### Your task
Below is some material; set it all down exactly, apart from the pictures.

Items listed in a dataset

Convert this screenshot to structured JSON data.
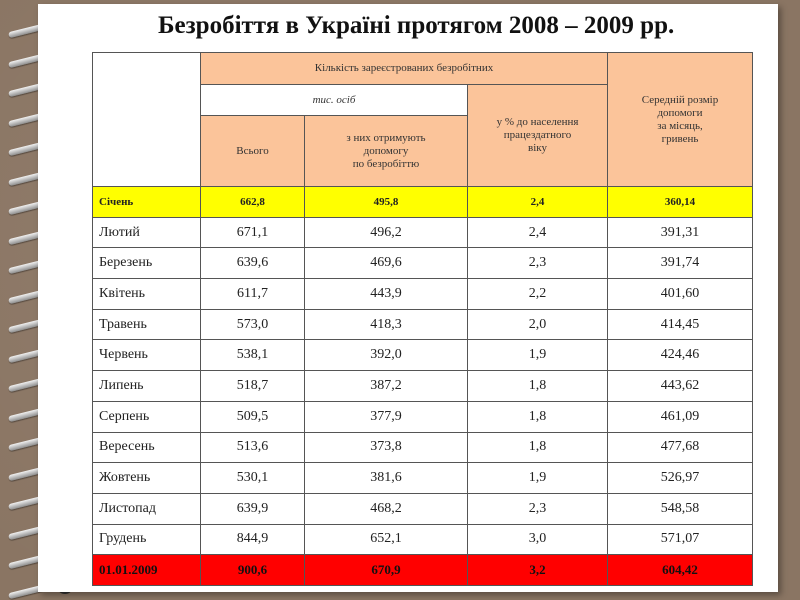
{
  "title": "Безробіття в Україні протягом 2008 – 2009 рр.",
  "header": {
    "registered": "Кількість зареєстрованих безробітних",
    "thousands": "тис. осіб",
    "total": "Всього",
    "receiving_line1": "з них отримують",
    "receiving_line2": "допомогу",
    "receiving_line3": "по безробіттю",
    "percent_line1": "у % до населення",
    "percent_line2": "працездатного",
    "percent_line3": "віку",
    "avg_line1": "Середній розмір",
    "avg_line2": "допомоги",
    "avg_line3": "за місяць,",
    "avg_line4": "гривень"
  },
  "rows": [
    {
      "month": "Січень",
      "total": "662,8",
      "receiving": "495,8",
      "percent": "2,4",
      "avg": "360,14"
    },
    {
      "month": "Лютий",
      "total": "671,1",
      "receiving": "496,2",
      "percent": "2,4",
      "avg": "391,31"
    },
    {
      "month": "Березень",
      "total": "639,6",
      "receiving": "469,6",
      "percent": "2,3",
      "avg": "391,74"
    },
    {
      "month": "Квітень",
      "total": "611,7",
      "receiving": "443,9",
      "percent": "2,2",
      "avg": "401,60"
    },
    {
      "month": "Травень",
      "total": "573,0",
      "receiving": "418,3",
      "percent": "2,0",
      "avg": "414,45"
    },
    {
      "month": "Червень",
      "total": "538,1",
      "receiving": "392,0",
      "percent": "1,9",
      "avg": "424,46"
    },
    {
      "month": "Липень",
      "total": "518,7",
      "receiving": "387,2",
      "percent": "1,8",
      "avg": "443,62"
    },
    {
      "month": "Серпень",
      "total": "509,5",
      "receiving": "377,9",
      "percent": "1,8",
      "avg": "461,09"
    },
    {
      "month": "Вересень",
      "total": "513,6",
      "receiving": "373,8",
      "percent": "1,8",
      "avg": "477,68"
    },
    {
      "month": "Жовтень",
      "total": "530,1",
      "receiving": "381,6",
      "percent": "1,9",
      "avg": "526,97"
    },
    {
      "month": "Листопад",
      "total": "639,9",
      "receiving": "468,2",
      "percent": "2,3",
      "avg": "548,58"
    },
    {
      "month": "Грудень",
      "total": "844,9",
      "receiving": "652,1",
      "percent": "3,0",
      "avg": "571,07"
    },
    {
      "month": "01.01.2009",
      "total": "900,6",
      "receiving": "670,9",
      "percent": "3,2",
      "avg": "604,42"
    }
  ],
  "colors": {
    "header_bg": "#fbc49a",
    "highlight_first": "#ffff00",
    "highlight_last": "#ff0000",
    "background": "#8a7563"
  }
}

### Finished answer
Convert this screenshot to structured JSON data.
{
  "title": "Безробіття в Україні протягом 2008 – 2009 рр.",
  "header": {
    "registered": "Кількість зареєстрованих безробітних",
    "thousands": "тис. осіб",
    "total": "Всього",
    "receiving_line1": "з них отримують",
    "receiving_line2": "допомогу",
    "receiving_line3": "по безробіттю",
    "percent_line1": "у % до населення",
    "percent_line2": "працездатного",
    "percent_line3": "віку",
    "avg_line1": "Середній розмір",
    "avg_line2": "допомоги",
    "avg_line3": "за місяць,",
    "avg_line4": "гривень"
  },
  "rows": [
    {
      "month": "Січень",
      "total": "662,8",
      "receiving": "495,8",
      "percent": "2,4",
      "avg": "360,14"
    },
    {
      "month": "Лютий",
      "total": "671,1",
      "receiving": "496,2",
      "percent": "2,4",
      "avg": "391,31"
    },
    {
      "month": "Березень",
      "total": "639,6",
      "receiving": "469,6",
      "percent": "2,3",
      "avg": "391,74"
    },
    {
      "month": "Квітень",
      "total": "611,7",
      "receiving": "443,9",
      "percent": "2,2",
      "avg": "401,60"
    },
    {
      "month": "Травень",
      "total": "573,0",
      "receiving": "418,3",
      "percent": "2,0",
      "avg": "414,45"
    },
    {
      "month": "Червень",
      "total": "538,1",
      "receiving": "392,0",
      "percent": "1,9",
      "avg": "424,46"
    },
    {
      "month": "Липень",
      "total": "518,7",
      "receiving": "387,2",
      "percent": "1,8",
      "avg": "443,62"
    },
    {
      "month": "Серпень",
      "total": "509,5",
      "receiving": "377,9",
      "percent": "1,8",
      "avg": "461,09"
    },
    {
      "month": "Вересень",
      "total": "513,6",
      "receiving": "373,8",
      "percent": "1,8",
      "avg": "477,68"
    },
    {
      "month": "Жовтень",
      "total": "530,1",
      "receiving": "381,6",
      "percent": "1,9",
      "avg": "526,97"
    },
    {
      "month": "Листопад",
      "total": "639,9",
      "receiving": "468,2",
      "percent": "2,3",
      "avg": "548,58"
    },
    {
      "month": "Грудень",
      "total": "844,9",
      "receiving": "652,1",
      "percent": "3,0",
      "avg": "571,07"
    },
    {
      "month": "01.01.2009",
      "total": "900,6",
      "receiving": "670,9",
      "percent": "3,2",
      "avg": "604,42"
    }
  ],
  "colors": {
    "header_bg": "#fbc49a",
    "highlight_first": "#ffff00",
    "highlight_last": "#ff0000",
    "background": "#8a7563"
  }
}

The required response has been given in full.